**Problem statement**
The listing beneath should be written out in full, exactly as shown.

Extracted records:
START
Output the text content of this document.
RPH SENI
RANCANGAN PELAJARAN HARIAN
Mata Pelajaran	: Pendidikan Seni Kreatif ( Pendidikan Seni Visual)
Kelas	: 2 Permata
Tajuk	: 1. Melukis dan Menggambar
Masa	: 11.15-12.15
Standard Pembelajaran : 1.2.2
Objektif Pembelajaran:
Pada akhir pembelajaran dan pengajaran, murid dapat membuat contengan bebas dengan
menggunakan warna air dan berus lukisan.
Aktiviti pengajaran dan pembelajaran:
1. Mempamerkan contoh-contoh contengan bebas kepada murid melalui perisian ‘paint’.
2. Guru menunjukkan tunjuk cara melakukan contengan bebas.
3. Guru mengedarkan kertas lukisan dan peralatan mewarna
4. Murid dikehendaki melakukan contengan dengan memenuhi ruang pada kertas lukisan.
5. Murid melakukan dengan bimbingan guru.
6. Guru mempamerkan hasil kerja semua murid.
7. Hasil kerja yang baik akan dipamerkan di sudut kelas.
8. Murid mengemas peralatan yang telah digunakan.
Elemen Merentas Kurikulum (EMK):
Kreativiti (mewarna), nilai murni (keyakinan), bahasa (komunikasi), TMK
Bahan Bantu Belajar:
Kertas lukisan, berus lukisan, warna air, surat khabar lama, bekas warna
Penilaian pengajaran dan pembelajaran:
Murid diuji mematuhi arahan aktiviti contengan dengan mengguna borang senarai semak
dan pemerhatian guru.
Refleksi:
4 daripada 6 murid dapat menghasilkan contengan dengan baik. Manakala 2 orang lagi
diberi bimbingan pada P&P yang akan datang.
END
**Response to the exercise**
Output the text content of this document.
RPH SENI
RANCANGAN PELAJARAN HARIAN
Mata Pelajaran	: Pendidikan Seni Kreatif ( Pendidikan Seni Visual)
Kelas	: 2 Permata
Tajuk	: 1. Melukis dan Menggambar
Masa	: 11.15-12.15
Standard Pembelajaran : 1.2.2
Objektif Pembelajaran:
Pada akhir pembelajaran dan pengajaran, murid dapat membuat contengan bebas dengan
menggunakan warna air dan berus lukisan.
Aktiviti pengajaran dan pembelajaran:
1. Mempamerkan contoh-contoh contengan bebas kepada murid melalui perisian ‘paint’.
2. Guru menunjukkan tunjuk cara melakukan contengan bebas.
3. Guru mengedarkan kertas lukisan dan peralatan mewarna
4. Murid dikehendaki melakukan contengan dengan memenuhi ruang pada kertas lukisan.
5. Murid melakukan dengan bimbingan guru.
6. Guru mempamerkan hasil kerja semua murid.
7. Hasil kerja yang baik akan dipamerkan di sudut kelas.
8. Murid mengemas peralatan yang telah digunakan.
Elemen Merentas Kurikulum (EMK):
Kreativiti (mewarna), nilai murni (keyakinan), bahasa (komunikasi), TMK
Bahan Bantu Belajar:
Kertas lukisan, berus lukisan, warna air, surat khabar lama, bekas warna
Penilaian pengajaran dan pembelajaran:
Murid diuji mematuhi arahan aktiviti contengan dengan mengguna borang senarai semak
dan pemerhatian guru.
Refleksi:
4 daripada 6 murid dapat menghasilkan contengan dengan baik. Manakala 2 orang lagi
diberi bimbingan pada P&P yang akan datang.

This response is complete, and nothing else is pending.